Given task — Reproduce this listing in full.

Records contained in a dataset
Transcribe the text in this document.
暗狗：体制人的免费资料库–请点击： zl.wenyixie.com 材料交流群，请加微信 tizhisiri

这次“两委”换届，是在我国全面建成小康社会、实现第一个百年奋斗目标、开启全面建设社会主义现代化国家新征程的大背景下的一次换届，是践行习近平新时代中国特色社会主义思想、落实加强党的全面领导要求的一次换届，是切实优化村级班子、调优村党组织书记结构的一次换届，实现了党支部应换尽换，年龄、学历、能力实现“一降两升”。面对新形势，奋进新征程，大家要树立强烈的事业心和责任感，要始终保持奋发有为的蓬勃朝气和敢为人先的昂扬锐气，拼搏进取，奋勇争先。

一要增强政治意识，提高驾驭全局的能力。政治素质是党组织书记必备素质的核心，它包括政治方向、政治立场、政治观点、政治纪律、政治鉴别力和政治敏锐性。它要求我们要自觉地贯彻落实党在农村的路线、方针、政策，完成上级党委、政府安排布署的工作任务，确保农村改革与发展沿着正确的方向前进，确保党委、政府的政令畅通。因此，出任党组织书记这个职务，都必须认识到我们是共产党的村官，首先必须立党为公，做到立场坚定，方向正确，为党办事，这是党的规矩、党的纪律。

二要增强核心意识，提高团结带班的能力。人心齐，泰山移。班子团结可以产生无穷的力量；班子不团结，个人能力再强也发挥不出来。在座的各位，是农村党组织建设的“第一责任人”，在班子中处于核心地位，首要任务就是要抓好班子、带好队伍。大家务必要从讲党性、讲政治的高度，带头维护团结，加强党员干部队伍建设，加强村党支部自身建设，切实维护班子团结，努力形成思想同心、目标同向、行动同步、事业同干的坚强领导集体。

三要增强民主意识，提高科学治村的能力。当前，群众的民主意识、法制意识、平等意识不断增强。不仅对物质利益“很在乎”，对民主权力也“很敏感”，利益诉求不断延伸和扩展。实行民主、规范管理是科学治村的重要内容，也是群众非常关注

Task result —
Transcribe the text in this document.
暗狗：体制人的免费资料库–请点击： zl.wenyixie.com 材料交流群，请加微信 tizhisiri

这次“两委”换届，是在我国全面建成小康社会、实现第一个百年奋斗目标、开启全面建设社会主义现代化国家新征程的大背景下的一次换届，是践行习近平新时代中国特色社会主义思想、落实加强党的全面领导要求的一次换届，是切实优化村级班子、调优村党组织书记结构的一次换届，实现了党支部应换尽换，年龄、学历、能力实现“一降两升”。面对新形势，奋进新征程，大家要树立强烈的事业心和责任感，要始终保持奋发有为的蓬勃朝气和敢为人先的昂扬锐气，拼搏进取，奋勇争先。

一要增强政治意识，提高驾驭全局的能力。政治素质是党组织书记必备素质的核心，它包括政治方向、政治立场、政治观点、政治纪律、政治鉴别力和政治敏锐性。它要求我们要自觉地贯彻落实党在农村的路线、方针、政策，完成上级党委、政府安排布署的工作任务，确保农村改革与发展沿着正确的方向前进，确保党委、政府的政令畅通。因此，出任党组织书记这个职务，都必须认识到我们是共产党的村官，首先必须立党为公，做到立场坚定，方向正确，为党办事，这是党的规矩、党的纪律。

二要增强核心意识，提高团结带班的能力。人心齐，泰山移。班子团结可以产生无穷的力量；班子不团结，个人能力再强也发挥不出来。在座的各位，是农村党组织建设的“第一责任人”，在班子中处于核心地位，首要任务就是要抓好班子、带好队伍。大家务必要从讲党性、讲政治的高度，带头维护团结，加强党员干部队伍建设，加强村党支部自身建设，切实维护班子团结，努力形成思想同心、目标同向、行动同步、事业同干的坚强领导集体。

三要增强民主意识，提高科学治村的能力。当前，群众的民主意识、法制意识、平等意识不断增强。不仅对物质利益“很在乎”，对民主权力也“很敏感”，利益诉求不断延伸和扩展。实行民主、规范管理是科学治村的重要内容，也是群众非常关注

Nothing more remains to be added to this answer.